— Written exercise —
Lines holding the string "interactions" are the ones to copy; find them all in the data.

— Exercise data —

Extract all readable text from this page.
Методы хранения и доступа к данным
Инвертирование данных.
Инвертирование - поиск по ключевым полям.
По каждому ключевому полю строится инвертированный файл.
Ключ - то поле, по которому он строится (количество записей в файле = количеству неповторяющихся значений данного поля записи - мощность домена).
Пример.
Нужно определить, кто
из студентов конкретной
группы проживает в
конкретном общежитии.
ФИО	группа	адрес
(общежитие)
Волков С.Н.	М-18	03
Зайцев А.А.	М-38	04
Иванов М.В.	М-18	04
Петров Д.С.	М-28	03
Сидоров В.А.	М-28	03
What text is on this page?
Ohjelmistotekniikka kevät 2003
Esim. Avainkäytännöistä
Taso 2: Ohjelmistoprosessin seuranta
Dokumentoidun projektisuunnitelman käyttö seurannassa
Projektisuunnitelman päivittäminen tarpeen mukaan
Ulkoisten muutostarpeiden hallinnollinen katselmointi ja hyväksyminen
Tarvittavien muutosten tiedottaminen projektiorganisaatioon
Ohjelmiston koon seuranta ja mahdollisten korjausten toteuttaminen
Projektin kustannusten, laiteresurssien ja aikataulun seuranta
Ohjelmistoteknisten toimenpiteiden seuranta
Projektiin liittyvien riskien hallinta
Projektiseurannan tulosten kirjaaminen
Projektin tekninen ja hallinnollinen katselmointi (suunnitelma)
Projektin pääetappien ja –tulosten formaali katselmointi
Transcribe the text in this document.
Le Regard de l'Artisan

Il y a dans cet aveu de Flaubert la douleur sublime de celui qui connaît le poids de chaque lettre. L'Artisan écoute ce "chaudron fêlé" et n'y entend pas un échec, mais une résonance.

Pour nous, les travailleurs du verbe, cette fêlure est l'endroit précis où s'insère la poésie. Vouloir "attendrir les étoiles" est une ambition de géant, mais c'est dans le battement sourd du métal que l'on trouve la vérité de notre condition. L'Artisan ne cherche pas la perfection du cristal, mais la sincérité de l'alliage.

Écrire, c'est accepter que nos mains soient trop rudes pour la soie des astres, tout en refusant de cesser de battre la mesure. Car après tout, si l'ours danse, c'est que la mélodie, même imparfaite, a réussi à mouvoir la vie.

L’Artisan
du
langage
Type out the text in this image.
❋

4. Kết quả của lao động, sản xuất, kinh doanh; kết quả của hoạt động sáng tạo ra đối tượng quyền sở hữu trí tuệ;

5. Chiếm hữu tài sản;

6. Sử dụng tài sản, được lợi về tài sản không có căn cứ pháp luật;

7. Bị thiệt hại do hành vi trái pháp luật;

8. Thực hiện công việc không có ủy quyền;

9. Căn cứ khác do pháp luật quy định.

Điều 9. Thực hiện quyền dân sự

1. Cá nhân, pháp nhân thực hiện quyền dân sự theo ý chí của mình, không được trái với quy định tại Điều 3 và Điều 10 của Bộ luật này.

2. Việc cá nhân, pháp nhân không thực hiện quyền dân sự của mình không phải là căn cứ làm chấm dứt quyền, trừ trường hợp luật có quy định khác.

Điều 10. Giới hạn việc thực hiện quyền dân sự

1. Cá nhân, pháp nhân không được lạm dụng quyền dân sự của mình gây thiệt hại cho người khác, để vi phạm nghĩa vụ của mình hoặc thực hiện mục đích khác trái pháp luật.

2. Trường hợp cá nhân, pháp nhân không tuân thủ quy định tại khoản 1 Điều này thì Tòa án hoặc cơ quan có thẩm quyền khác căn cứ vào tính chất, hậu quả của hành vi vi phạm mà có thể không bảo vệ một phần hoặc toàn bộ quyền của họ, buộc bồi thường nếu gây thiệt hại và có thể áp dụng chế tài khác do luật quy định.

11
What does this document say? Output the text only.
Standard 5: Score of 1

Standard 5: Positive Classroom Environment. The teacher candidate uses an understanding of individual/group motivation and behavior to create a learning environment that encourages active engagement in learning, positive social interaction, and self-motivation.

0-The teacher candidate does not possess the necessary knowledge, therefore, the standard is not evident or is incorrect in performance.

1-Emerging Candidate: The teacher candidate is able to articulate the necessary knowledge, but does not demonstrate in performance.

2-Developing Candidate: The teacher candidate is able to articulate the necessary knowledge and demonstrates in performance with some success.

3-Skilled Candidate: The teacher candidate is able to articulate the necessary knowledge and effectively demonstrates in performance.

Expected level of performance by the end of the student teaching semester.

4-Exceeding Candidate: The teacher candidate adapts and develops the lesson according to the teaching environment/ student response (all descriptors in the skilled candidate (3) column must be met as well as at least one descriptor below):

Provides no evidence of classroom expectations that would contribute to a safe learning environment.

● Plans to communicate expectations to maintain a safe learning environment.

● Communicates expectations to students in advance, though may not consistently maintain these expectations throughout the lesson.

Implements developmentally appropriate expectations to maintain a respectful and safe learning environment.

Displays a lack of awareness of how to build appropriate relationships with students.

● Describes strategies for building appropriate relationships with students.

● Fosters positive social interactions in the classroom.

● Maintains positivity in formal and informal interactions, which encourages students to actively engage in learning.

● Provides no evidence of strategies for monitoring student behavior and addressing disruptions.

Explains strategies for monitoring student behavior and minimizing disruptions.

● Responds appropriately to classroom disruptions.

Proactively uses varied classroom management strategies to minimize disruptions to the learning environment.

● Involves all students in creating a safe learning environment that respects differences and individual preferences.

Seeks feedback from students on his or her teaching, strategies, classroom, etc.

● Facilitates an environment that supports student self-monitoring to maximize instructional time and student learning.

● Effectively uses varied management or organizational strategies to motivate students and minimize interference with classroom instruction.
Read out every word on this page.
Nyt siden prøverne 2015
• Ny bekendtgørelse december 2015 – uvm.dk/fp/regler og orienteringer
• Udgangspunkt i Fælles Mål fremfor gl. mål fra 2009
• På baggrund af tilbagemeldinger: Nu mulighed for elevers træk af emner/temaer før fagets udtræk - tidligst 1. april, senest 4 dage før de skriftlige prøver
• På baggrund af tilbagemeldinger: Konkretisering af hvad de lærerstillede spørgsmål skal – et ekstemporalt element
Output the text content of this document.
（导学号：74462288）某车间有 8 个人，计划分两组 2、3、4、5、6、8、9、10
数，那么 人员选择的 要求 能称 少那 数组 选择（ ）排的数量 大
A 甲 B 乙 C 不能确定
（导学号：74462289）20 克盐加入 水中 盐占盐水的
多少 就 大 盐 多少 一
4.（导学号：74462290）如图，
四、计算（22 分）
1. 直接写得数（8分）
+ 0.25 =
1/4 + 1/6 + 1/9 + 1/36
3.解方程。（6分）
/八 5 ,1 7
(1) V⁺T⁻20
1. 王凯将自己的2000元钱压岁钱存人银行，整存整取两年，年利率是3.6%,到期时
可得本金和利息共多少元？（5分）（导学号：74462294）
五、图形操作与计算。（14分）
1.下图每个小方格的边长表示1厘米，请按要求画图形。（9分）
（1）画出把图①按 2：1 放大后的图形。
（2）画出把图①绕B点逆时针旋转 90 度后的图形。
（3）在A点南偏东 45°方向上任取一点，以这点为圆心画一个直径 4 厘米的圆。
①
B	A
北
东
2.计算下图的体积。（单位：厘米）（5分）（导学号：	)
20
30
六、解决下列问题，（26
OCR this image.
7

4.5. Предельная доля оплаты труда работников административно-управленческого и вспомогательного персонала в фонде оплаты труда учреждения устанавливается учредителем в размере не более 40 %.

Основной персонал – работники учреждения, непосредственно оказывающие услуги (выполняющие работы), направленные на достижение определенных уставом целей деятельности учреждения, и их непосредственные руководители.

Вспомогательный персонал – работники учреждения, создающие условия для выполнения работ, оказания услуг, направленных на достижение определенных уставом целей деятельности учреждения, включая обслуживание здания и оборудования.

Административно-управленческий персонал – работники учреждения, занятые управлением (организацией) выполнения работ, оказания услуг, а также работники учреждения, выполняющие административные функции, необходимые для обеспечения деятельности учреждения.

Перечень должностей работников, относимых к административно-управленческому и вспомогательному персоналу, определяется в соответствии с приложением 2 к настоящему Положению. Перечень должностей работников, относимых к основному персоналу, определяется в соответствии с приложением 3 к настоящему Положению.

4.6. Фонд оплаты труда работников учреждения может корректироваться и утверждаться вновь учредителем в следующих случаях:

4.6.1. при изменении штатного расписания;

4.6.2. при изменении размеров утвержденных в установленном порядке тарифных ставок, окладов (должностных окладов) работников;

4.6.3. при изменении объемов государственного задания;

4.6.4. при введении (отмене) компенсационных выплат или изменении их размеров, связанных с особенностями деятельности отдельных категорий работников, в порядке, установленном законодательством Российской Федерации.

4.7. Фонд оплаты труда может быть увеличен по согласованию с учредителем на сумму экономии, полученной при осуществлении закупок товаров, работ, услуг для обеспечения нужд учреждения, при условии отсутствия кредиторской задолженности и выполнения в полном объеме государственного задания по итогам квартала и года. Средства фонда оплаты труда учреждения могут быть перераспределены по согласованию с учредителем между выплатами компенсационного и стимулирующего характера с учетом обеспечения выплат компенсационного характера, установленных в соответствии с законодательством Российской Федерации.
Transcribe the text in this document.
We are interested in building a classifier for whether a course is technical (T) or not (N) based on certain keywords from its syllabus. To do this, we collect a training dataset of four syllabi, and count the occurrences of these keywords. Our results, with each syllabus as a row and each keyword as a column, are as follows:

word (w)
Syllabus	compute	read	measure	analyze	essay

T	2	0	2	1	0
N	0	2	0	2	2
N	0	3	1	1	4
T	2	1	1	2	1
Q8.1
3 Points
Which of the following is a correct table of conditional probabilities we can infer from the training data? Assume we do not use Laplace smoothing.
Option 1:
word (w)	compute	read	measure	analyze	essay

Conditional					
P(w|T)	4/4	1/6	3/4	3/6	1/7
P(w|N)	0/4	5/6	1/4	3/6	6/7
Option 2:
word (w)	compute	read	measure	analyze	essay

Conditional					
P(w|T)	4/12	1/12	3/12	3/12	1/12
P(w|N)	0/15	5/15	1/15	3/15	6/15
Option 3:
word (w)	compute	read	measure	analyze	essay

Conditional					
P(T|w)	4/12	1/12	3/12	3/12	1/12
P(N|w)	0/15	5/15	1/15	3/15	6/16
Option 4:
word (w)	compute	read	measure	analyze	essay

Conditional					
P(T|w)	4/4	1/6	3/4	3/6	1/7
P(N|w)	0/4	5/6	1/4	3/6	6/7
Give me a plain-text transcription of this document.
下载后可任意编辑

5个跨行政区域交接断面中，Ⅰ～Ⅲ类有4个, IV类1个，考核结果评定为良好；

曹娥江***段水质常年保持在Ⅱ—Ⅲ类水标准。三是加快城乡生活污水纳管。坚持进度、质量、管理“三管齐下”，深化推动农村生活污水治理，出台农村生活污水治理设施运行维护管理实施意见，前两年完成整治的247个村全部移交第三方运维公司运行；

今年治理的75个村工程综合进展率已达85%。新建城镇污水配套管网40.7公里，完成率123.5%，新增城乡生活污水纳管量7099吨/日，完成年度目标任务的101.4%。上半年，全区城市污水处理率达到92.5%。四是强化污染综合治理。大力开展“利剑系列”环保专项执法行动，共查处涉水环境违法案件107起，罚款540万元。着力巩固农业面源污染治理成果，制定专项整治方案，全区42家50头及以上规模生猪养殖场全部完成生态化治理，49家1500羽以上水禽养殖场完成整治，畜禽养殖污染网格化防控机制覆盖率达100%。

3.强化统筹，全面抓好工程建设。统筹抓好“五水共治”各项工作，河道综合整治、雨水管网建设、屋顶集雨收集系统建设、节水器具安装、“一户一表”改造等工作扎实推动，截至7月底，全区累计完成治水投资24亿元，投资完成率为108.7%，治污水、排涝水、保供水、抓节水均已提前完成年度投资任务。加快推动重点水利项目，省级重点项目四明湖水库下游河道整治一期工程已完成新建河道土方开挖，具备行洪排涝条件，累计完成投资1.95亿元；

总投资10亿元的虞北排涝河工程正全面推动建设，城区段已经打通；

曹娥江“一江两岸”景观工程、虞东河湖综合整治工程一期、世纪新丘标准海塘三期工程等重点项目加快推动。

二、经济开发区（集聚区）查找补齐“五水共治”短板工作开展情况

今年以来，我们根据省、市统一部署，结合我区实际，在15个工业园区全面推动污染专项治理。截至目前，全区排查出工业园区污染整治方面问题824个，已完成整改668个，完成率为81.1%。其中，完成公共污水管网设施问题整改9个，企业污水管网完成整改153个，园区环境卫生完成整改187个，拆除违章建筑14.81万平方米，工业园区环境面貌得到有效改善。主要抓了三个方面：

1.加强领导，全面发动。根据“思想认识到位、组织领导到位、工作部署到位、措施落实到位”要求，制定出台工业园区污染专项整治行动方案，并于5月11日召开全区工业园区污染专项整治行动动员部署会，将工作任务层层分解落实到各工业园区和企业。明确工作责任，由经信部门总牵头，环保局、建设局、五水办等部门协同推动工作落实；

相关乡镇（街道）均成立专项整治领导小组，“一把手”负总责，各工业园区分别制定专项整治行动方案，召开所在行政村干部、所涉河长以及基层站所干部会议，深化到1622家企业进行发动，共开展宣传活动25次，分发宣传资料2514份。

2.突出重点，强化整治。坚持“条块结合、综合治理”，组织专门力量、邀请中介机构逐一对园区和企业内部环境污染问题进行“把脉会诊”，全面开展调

— Solution to the exercise —
● Fosters positive social interactions in the classroom.
● Maintains positivity in formal and informal interactions, which encourages students to actively engage in learning.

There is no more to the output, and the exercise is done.